= GOAL =
Write the records below out again exactly as given, with no images.

########################################

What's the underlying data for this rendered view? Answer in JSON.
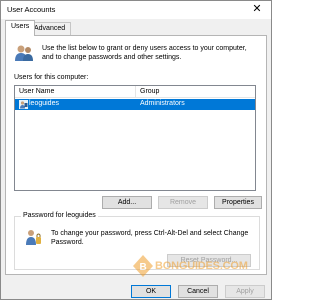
{
  "window": {
    "title": "User Accounts",
    "close_glyph": "✕"
  },
  "tabs": [
    {
      "label": "Users",
      "active": true
    },
    {
      "label": "Advanced",
      "active": false
    }
  ],
  "intro": {
    "text": "Use the list below to grant or deny users access to your computer, and to change passwords and other settings.",
    "icon": "users-icon"
  },
  "users_list": {
    "label": "Users for this computer:",
    "columns": [
      "User Name",
      "Group"
    ],
    "rows": [
      {
        "user": "leoguides",
        "group": "Administrators",
        "selected": true
      }
    ]
  },
  "list_buttons": {
    "add": "Add...",
    "remove": "Remove",
    "properties": "Properties"
  },
  "password": {
    "group_title": "Password for leoguides",
    "text": "To change your password, press Ctrl-Alt-Del and select Change Password.",
    "reset_button": "Reset Password...",
    "icon": "key-icon"
  },
  "footer_buttons": {
    "ok": "OK",
    "cancel": "Cancel",
    "apply": "Apply"
  },
  "watermark": {
    "text": "BONGUIDES.COM"
  },
  "colors": {
    "selection": "#0078d7",
    "watermark": "#f0a030"
  }
}
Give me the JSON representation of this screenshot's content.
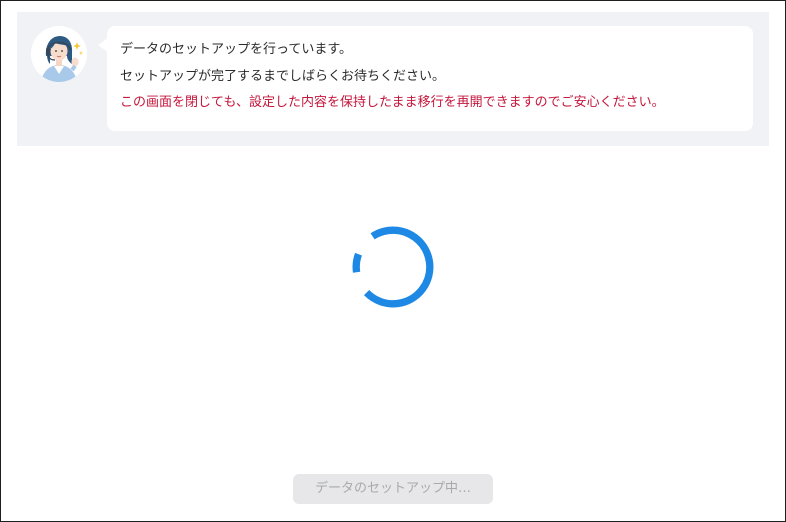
{
  "message": {
    "lines": [
      "データのセットアップを行っています。",
      "セットアップが完了するまでしばらくお待ちください。",
      "この画面を閉じても、設定した内容を保持したまま移行を再開できますのでご安心ください。"
    ],
    "avatar_icon": "support-operator-avatar",
    "notice_color": "#c4163b"
  },
  "spinner": {
    "icon": "loading-spinner",
    "color": "#1e88e5"
  },
  "footer": {
    "button_label": "データのセットアップ中…",
    "button_state": "disabled"
  }
}
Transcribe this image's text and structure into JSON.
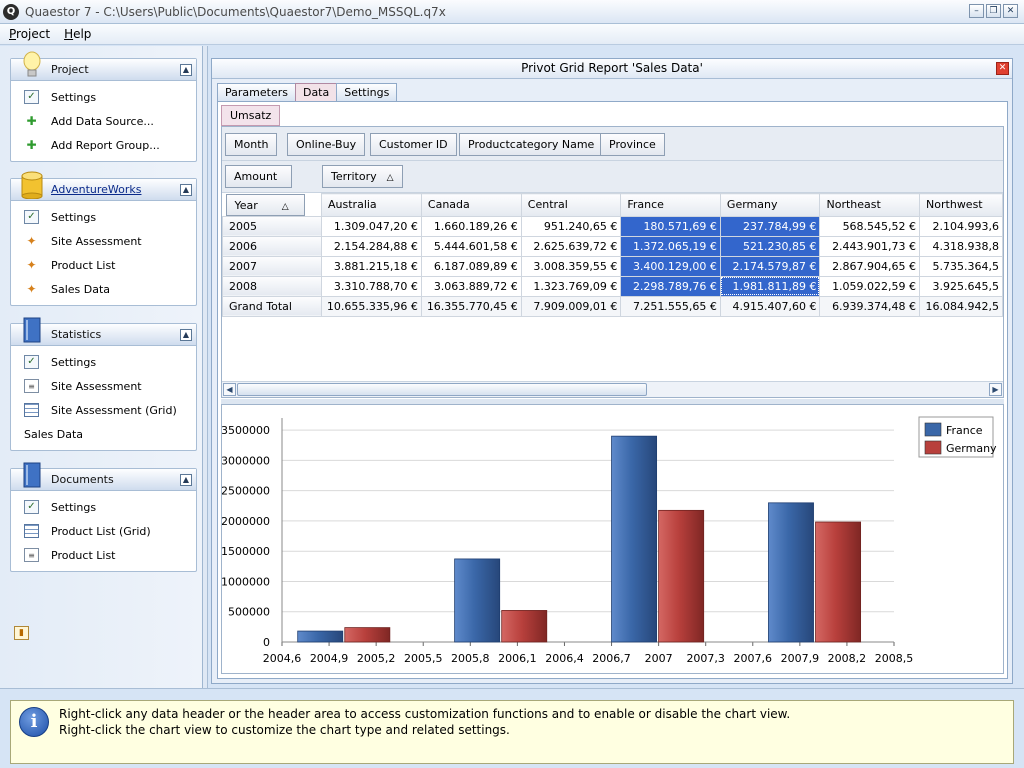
{
  "window": {
    "title": "Quaestor 7 - C:\\Users\\Public\\Documents\\Quaestor7\\Demo_MSSQL.q7x",
    "icon_letter": "Q",
    "controls": [
      "minimize-icon",
      "restore-icon",
      "close-icon"
    ]
  },
  "menu": [
    "Project",
    "Help"
  ],
  "sidebar": {
    "groups": [
      {
        "title": "Project",
        "icon": "lightbulb-icon",
        "link": false,
        "items": [
          {
            "label": "Settings",
            "icon": "check"
          },
          {
            "label": "Add Data Source...",
            "icon": "add"
          },
          {
            "label": "Add Report Group...",
            "icon": "add"
          }
        ]
      },
      {
        "title": "AdventureWorks",
        "icon": "database-icon",
        "link": true,
        "items": [
          {
            "label": "Settings",
            "icon": "check"
          },
          {
            "label": "Site Assessment",
            "icon": "puzzle"
          },
          {
            "label": "Product List",
            "icon": "puzzle"
          },
          {
            "label": "Sales Data",
            "icon": "puzzle"
          }
        ]
      },
      {
        "title": "Statistics",
        "icon": "book-icon",
        "link": false,
        "items": [
          {
            "label": "Settings",
            "icon": "check"
          },
          {
            "label": "Site Assessment",
            "icon": "doc"
          },
          {
            "label": "Site Assessment (Grid)",
            "icon": "grid"
          },
          {
            "label": "Sales Data",
            "icon": "chart"
          }
        ]
      },
      {
        "title": "Documents",
        "icon": "book-icon",
        "link": false,
        "items": [
          {
            "label": "Settings",
            "icon": "check"
          },
          {
            "label": "Product List (Grid)",
            "icon": "grid"
          },
          {
            "label": "Product List",
            "icon": "doc"
          }
        ]
      }
    ]
  },
  "panel": {
    "title": "Privot Grid Report 'Sales Data'",
    "tabs": [
      "Parameters",
      "Data",
      "Settings"
    ],
    "active_tab": "Data",
    "subtab": "Umsatz"
  },
  "pivot": {
    "filter_fields": [
      "Month",
      "Online-Buy",
      "Customer ID",
      "Productcategory Name",
      "Province"
    ],
    "data_field": "Amount",
    "column_field": "Territory",
    "row_field": "Year",
    "sort_glyph": "△",
    "columns": [
      "Australia",
      "Canada",
      "Central",
      "France",
      "Germany",
      "Northeast",
      "Northwest"
    ],
    "rows": [
      {
        "label": "2005",
        "values": [
          "1.309.047,20 €",
          "1.660.189,26 €",
          "951.240,65 €",
          "180.571,69 €",
          "237.784,99 €",
          "568.545,52 €",
          "2.104.993,6"
        ]
      },
      {
        "label": "2006",
        "values": [
          "2.154.284,88 €",
          "5.444.601,58 €",
          "2.625.639,72 €",
          "1.372.065,19 €",
          "521.230,85 €",
          "2.443.901,73 €",
          "4.318.938,8"
        ]
      },
      {
        "label": "2007",
        "values": [
          "3.881.215,18 €",
          "6.187.089,89 €",
          "3.008.359,55 €",
          "3.400.129,00 €",
          "2.174.579,87 €",
          "2.867.904,65 €",
          "5.735.364,5"
        ]
      },
      {
        "label": "2008",
        "values": [
          "3.310.788,70 €",
          "3.063.889,72 €",
          "1.323.769,09 €",
          "2.298.789,76 €",
          "1.981.811,89 €",
          "1.059.022,59 €",
          "3.925.645,5"
        ]
      }
    ],
    "total": {
      "label": "Grand Total",
      "values": [
        "10.655.335,96 €",
        "16.355.770,45 €",
        "7.909.009,01 €",
        "7.251.555,65 €",
        "4.915.407,60 €",
        "6.939.374,48 €",
        "16.084.942,5"
      ]
    },
    "selected_columns": [
      3,
      4
    ]
  },
  "chart_data": {
    "type": "bar",
    "categories": [
      "2005",
      "2006",
      "2007",
      "2008"
    ],
    "x_centers": [
      2005,
      2006,
      2007,
      2008
    ],
    "series": [
      {
        "name": "France",
        "values": [
          180571.69,
          1372065.19,
          3400129.0,
          2298789.76
        ],
        "color": "#3a67a8"
      },
      {
        "name": "Germany",
        "values": [
          237784.99,
          521230.85,
          2174579.87,
          1981811.89
        ],
        "color": "#b8403c"
      }
    ],
    "xlim": [
      2004.6,
      2008.5
    ],
    "ylim": [
      0,
      3700000
    ],
    "x_ticks": [
      "2004,6",
      "2004,9",
      "2005,2",
      "2005,5",
      "2005,8",
      "2006,1",
      "2006,4",
      "2006,7",
      "2007",
      "2007,3",
      "2007,6",
      "2007,9",
      "2008,2",
      "2008,5"
    ],
    "y_ticks": [
      "0",
      "500000",
      "1000000",
      "1500000",
      "2000000",
      "2500000",
      "3000000",
      "3500000"
    ],
    "legend": "top-right",
    "grid": true
  },
  "info": {
    "line1": "Right-click any data header or the header area to access customization functions and to enable or disable the chart view.",
    "line2": "Right-click the chart view to customize the chart type and related settings."
  }
}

########################################

= FULL ANSWER =
What's the underlying data for this rendered view? Answer in JSON.
{
  "window": {
    "title": "User Accounts",
    "close_glyph": "✕"
  },
  "tabs": [
    {
      "label": "Users",
      "active": true
    },
    {
      "label": "Advanced",
      "active": false
    }
  ],
  "intro": {
    "text": "Use the list below to grant or deny users access to your computer, and to change passwords and other settings.",
    "icon": "users-icon"
  },
  "users_list": {
    "label": "Users for this computer:",
    "columns": [
      "User Name",
      "Group"
    ],
    "rows": [
      {
        "user": "leoguides",
        "group": "Administrators",
        "selected": true
      }
    ]
  },
  "list_buttons": {
    "add": "Add...",
    "remove": "Remove",
    "properties": "Properties"
  },
  "password": {
    "group_title": "Password for leoguides",
    "text": "To change your password, press Ctrl-Alt-Del and select Change Password.",
    "reset_button": "Reset Password...",
    "icon": "key-icon"
  },
  "footer_buttons": {
    "ok": "OK",
    "cancel": "Cancel",
    "apply": "Apply"
  },
  "watermark": {
    "text": "BONGUIDES.COM"
  },
  "colors": {
    "selection": "#0078d7",
    "watermark": "#f0a030"
  }
}
Give me the JSON representation of this screenshot's content.
{
  "message": {
    "lines": [
      "データのセットアップを行っています。",
      "セットアップが完了するまでしばらくお待ちください。",
      "この画面を閉じても、設定した内容を保持したまま移行を再開できますのでご安心ください。"
    ],
    "avatar_icon": "support-operator-avatar",
    "notice_color": "#c4163b"
  },
  "spinner": {
    "icon": "loading-spinner",
    "color": "#1e88e5"
  },
  "footer": {
    "button_label": "データのセットアップ中…",
    "button_state": "disabled"
  }
}
Transcribe this image's text and structure into JSON.
{
  "window": {
    "title": "Quaestor 7 - C:\\Users\\Public\\Documents\\Quaestor7\\Demo_MSSQL.q7x",
    "icon_letter": "Q",
    "controls": [
      "minimize-icon",
      "restore-icon",
      "close-icon"
    ]
  },
  "menu": [
    "Project",
    "Help"
  ],
  "sidebar": {
    "groups": [
      {
        "title": "Project",
        "icon": "lightbulb-icon",
        "link": false,
        "items": [
          {
            "label": "Settings",
            "icon": "check"
          },
          {
            "label": "Add Data Source...",
            "icon": "add"
          },
          {
            "label": "Add Report Group...",
            "icon": "add"
          }
        ]
      },
      {
        "title": "AdventureWorks",
        "icon": "database-icon",
        "link": true,
        "items": [
          {
            "label": "Settings",
            "icon": "check"
          },
          {
            "label": "Site Assessment",
            "icon": "puzzle"
          },
          {
            "label": "Product List",
            "icon": "puzzle"
          },
          {
            "label": "Sales Data",
            "icon": "puzzle"
          }
        ]
      },
      {
        "title": "Statistics",
        "icon": "book-icon",
        "link": false,
        "items": [
          {
            "label": "Settings",
            "icon": "check"
          },
          {
            "label": "Site Assessment",
            "icon": "doc"
          },
          {
            "label": "Site Assessment (Grid)",
            "icon": "grid"
          },
          {
            "label": "Sales Data",
            "icon": "chart"
          }
        ]
      },
      {
        "title": "Documents",
        "icon": "book-icon",
        "link": false,
        "items": [
          {
            "label": "Settings",
            "icon": "check"
          },
          {
            "label": "Product List (Grid)",
            "icon": "grid"
          },
          {
            "label": "Product List",
            "icon": "doc"
          }
        ]
      }
    ]
  },
  "panel": {
    "title": "Privot Grid Report 'Sales Data'",
    "tabs": [
      "Parameters",
      "Data",
      "Settings"
    ],
    "active_tab": "Data",
    "subtab": "Umsatz"
  },
  "pivot": {
    "filter_fields": [
      "Month",
      "Online-Buy",
      "Customer ID",
      "Productcategory Name",
      "Province"
    ],
    "data_field": "Amount",
    "column_field": "Territory",
    "row_field": "Year",
    "sort_glyph": "△",
    "columns": [
      "Australia",
      "Canada",
      "Central",
      "France",
      "Germany",
      "Northeast",
      "Northwest"
    ],
    "rows": [
      {
        "label": "2005",
        "values": [
          "1.309.047,20 €",
          "1.660.189,26 €",
          "951.240,65 €",
          "180.571,69 €",
          "237.784,99 €",
          "568.545,52 €",
          "2.104.993,6"
        ]
      },
      {
        "label": "2006",
        "values": [
          "2.154.284,88 €",
          "5.444.601,58 €",
          "2.625.639,72 €",
          "1.372.065,19 €",
          "521.230,85 €",
          "2.443.901,73 €",
          "4.318.938,8"
        ]
      },
      {
        "label": "2007",
        "values": [
          "3.881.215,18 €",
          "6.187.089,89 €",
          "3.008.359,55 €",
          "3.400.129,00 €",
          "2.174.579,87 €",
          "2.867.904,65 €",
          "5.735.364,5"
        ]
      },
      {
        "label": "2008",
        "values": [
          "3.310.788,70 €",
          "3.063.889,72 €",
          "1.323.769,09 €",
          "2.298.789,76 €",
          "1.981.811,89 €",
          "1.059.022,59 €",
          "3.925.645,5"
        ]
      }
    ],
    "total": {
      "label": "Grand Total",
      "values": [
        "10.655.335,96 €",
        "16.355.770,45 €",
        "7.909.009,01 €",
        "7.251.555,65 €",
        "4.915.407,60 €",
        "6.939.374,48 €",
        "16.084.942,5"
      ]
    },
    "selected_columns": [
      3,
      4
    ]
  },
  "chart_data": {
    "type": "bar",
    "categories": [
      "2005",
      "2006",
      "2007",
      "2008"
    ],
    "x_centers": [
      2005,
      2006,
      2007,
      2008
    ],
    "series": [
      {
        "name": "France",
        "values": [
          180571.69,
          1372065.19,
          3400129.0,
          2298789.76
        ],
        "color": "#3a67a8"
      },
      {
        "name": "Germany",
        "values": [
          237784.99,
          521230.85,
          2174579.87,
          1981811.89
        ],
        "color": "#b8403c"
      }
    ],
    "xlim": [
      2004.6,
      2008.5
    ],
    "ylim": [
      0,
      3700000
    ],
    "x_ticks": [
      "2004,6",
      "2004,9",
      "2005,2",
      "2005,5",
      "2005,8",
      "2006,1",
      "2006,4",
      "2006,7",
      "2007",
      "2007,3",
      "2007,6",
      "2007,9",
      "2008,2",
      "2008,5"
    ],
    "y_ticks": [
      "0",
      "500000",
      "1000000",
      "1500000",
      "2000000",
      "2500000",
      "3000000",
      "3500000"
    ],
    "legend": "top-right",
    "grid": true
  },
  "info": {
    "line1": "Right-click any data header or the header area to access customization functions and to enable or disable the chart view.",
    "line2": "Right-click the chart view to customize the chart type and related settings."
  }
}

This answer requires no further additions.